Show all lines of the listing that hold the word "碗礁一号".

[Records contained in a dataset]
......
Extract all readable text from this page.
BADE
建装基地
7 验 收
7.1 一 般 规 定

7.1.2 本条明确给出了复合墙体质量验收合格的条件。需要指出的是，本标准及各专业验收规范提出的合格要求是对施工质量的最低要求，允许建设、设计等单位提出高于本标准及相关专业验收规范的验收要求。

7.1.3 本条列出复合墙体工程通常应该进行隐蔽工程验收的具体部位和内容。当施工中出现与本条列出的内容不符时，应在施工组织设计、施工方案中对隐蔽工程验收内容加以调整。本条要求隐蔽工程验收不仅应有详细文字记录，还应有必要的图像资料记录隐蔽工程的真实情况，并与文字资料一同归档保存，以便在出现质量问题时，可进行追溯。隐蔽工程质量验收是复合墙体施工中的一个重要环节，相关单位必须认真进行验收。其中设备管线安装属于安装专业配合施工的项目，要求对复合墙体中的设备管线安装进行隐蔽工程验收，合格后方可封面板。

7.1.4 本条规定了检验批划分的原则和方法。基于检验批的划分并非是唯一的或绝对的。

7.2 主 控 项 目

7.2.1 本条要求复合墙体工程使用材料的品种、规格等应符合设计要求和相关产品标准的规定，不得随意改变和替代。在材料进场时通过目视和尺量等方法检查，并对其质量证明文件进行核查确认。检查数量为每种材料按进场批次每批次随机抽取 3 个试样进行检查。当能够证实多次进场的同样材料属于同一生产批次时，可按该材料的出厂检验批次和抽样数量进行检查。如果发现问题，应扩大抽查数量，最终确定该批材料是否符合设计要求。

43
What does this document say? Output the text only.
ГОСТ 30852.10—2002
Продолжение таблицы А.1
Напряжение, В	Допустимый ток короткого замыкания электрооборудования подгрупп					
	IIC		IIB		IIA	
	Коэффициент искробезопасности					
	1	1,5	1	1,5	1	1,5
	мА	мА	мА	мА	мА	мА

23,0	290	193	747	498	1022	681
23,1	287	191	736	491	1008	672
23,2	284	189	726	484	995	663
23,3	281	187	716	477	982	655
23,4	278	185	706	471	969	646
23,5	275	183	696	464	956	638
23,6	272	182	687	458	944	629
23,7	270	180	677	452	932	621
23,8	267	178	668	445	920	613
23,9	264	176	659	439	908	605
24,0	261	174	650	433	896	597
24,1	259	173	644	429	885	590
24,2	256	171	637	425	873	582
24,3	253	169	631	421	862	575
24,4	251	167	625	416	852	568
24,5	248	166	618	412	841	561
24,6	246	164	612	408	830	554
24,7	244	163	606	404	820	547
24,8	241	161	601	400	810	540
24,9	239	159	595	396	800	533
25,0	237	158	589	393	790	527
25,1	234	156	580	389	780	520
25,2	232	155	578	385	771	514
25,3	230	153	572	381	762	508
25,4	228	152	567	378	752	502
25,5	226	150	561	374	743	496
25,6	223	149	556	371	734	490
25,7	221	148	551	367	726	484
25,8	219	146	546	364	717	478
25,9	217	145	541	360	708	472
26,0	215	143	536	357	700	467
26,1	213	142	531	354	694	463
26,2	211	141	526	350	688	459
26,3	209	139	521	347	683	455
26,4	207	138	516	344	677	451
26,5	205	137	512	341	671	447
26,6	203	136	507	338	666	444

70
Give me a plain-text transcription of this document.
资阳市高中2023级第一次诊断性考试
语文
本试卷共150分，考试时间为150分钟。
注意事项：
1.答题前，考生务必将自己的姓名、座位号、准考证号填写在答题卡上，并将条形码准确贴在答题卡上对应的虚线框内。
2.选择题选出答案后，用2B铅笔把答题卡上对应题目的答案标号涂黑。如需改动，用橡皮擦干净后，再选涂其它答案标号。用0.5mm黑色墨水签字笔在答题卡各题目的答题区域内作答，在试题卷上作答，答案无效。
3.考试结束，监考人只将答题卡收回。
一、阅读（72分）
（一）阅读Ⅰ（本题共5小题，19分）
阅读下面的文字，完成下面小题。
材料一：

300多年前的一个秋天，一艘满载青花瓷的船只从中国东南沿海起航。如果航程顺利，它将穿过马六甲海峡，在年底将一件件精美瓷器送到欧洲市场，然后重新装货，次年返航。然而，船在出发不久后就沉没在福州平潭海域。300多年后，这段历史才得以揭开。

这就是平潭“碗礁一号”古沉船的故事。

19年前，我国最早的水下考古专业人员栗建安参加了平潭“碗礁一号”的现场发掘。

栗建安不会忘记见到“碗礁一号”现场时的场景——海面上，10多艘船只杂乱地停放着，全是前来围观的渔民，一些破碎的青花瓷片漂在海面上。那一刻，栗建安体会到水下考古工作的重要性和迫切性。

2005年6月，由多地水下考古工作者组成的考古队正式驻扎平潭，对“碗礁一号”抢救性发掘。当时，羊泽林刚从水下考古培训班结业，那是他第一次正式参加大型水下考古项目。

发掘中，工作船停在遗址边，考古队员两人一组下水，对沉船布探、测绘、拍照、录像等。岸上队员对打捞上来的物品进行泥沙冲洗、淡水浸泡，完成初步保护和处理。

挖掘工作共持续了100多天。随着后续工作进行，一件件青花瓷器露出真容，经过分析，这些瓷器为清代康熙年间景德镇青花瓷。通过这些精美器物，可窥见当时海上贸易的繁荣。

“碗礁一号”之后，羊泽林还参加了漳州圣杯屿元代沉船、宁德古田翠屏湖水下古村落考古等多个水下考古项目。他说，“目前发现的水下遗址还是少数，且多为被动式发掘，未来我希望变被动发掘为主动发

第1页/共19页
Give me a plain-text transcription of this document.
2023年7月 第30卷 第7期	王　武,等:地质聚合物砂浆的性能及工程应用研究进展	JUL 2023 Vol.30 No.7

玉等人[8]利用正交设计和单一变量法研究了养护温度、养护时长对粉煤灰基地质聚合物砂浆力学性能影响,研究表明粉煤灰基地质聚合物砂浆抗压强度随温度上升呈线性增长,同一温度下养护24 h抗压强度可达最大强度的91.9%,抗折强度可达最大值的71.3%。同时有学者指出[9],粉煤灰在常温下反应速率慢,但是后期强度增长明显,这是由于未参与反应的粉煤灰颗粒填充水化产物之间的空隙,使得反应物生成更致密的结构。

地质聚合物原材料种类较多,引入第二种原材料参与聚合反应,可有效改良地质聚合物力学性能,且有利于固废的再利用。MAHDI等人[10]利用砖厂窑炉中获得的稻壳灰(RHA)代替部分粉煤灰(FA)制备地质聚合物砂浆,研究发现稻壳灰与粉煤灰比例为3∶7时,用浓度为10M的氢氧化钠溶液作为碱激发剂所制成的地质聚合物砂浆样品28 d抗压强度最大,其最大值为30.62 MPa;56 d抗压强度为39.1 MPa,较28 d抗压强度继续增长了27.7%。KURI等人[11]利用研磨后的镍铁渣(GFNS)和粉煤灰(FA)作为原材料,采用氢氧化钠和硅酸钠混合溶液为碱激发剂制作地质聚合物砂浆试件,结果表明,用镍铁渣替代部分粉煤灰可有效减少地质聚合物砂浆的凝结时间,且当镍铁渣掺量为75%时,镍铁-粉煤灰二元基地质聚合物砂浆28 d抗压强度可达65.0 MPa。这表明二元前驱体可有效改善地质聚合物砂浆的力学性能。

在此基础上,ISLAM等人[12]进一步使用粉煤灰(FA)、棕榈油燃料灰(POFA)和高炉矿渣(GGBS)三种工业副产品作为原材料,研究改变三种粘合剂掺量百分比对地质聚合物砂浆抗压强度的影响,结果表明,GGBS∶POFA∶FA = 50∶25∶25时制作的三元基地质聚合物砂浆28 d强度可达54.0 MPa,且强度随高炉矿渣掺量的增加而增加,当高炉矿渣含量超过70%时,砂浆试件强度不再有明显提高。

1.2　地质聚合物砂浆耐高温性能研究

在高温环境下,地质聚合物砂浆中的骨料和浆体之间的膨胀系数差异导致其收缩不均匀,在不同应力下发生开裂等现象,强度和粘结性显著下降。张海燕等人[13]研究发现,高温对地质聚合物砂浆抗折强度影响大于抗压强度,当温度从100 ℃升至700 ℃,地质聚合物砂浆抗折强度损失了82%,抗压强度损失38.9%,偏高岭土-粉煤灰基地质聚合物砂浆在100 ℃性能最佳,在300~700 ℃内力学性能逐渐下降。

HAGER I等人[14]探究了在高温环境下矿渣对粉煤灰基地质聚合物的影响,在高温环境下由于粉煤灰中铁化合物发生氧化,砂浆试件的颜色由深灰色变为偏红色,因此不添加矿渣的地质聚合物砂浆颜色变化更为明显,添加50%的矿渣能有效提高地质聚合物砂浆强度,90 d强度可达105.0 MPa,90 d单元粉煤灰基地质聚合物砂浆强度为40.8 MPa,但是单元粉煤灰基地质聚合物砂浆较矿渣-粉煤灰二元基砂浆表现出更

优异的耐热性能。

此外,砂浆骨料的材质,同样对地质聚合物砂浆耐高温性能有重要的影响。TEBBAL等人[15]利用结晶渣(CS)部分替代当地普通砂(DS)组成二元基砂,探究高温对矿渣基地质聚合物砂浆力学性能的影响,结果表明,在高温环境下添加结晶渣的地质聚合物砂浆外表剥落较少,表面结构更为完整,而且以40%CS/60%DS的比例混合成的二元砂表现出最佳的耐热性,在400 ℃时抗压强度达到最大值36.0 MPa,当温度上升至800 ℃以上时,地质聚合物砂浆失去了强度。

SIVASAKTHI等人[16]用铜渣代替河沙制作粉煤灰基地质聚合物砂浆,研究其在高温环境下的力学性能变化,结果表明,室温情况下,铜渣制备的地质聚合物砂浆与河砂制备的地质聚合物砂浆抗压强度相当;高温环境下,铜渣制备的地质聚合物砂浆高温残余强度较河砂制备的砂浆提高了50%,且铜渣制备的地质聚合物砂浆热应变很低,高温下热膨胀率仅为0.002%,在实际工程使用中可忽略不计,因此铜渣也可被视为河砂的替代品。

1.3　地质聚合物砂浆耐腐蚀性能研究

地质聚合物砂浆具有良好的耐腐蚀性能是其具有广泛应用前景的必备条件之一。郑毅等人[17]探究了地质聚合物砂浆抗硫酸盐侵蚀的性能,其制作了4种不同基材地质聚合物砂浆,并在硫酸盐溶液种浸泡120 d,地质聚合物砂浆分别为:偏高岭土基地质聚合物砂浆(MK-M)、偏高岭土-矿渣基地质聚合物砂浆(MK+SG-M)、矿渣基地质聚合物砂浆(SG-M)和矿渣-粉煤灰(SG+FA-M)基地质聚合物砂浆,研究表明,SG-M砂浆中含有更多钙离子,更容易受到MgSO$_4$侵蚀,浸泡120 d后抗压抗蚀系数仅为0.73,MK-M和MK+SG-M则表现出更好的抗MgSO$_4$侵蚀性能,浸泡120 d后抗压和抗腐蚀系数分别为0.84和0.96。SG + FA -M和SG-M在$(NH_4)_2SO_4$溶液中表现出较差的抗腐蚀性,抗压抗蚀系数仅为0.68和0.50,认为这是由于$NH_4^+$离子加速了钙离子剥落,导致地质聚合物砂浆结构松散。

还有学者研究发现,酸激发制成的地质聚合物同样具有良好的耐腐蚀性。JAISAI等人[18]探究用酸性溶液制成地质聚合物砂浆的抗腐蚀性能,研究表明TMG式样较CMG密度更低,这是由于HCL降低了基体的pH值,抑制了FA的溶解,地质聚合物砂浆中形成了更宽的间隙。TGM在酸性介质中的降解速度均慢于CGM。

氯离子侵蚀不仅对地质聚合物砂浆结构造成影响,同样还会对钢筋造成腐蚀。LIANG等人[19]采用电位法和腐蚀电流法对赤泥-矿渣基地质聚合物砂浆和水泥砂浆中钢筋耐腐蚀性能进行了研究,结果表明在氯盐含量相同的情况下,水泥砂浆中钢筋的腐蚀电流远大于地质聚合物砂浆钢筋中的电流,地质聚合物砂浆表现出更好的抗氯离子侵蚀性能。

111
......
RESPONSE TO THE EXERCISE:
这就是平潭“碗礁一号”古沉船的故事。
19年前，我国最早的水下考古专业人员栗建安参加了平潭“碗礁一号”的现场发掘。
栗建安不会忘记见到“碗礁一号”现场时的场景——海面上，10多艘船只杂乱地停放着，全是前来围观的渔民，一些破碎的青花瓷片漂在海面上。那一刻，栗建安体会到水下考古工作的重要性和迫切性。
2005年6月，由多地水下考古工作者组成的考古队正式驻扎平潭，对“碗礁一号”抢救性发掘。当时，羊泽林刚从水下考古培训班结业，那是他第一次正式参加大型水下考古项目。
“碗礁一号”之后，羊泽林还参加了漳州圣杯屿元代沉船、宁德古田翠屏湖水下古村落考古等多个水下考古项目。他说，“目前发现的水下遗址还是少数，且多为被动式发掘，未来我希望变被动发掘为主动发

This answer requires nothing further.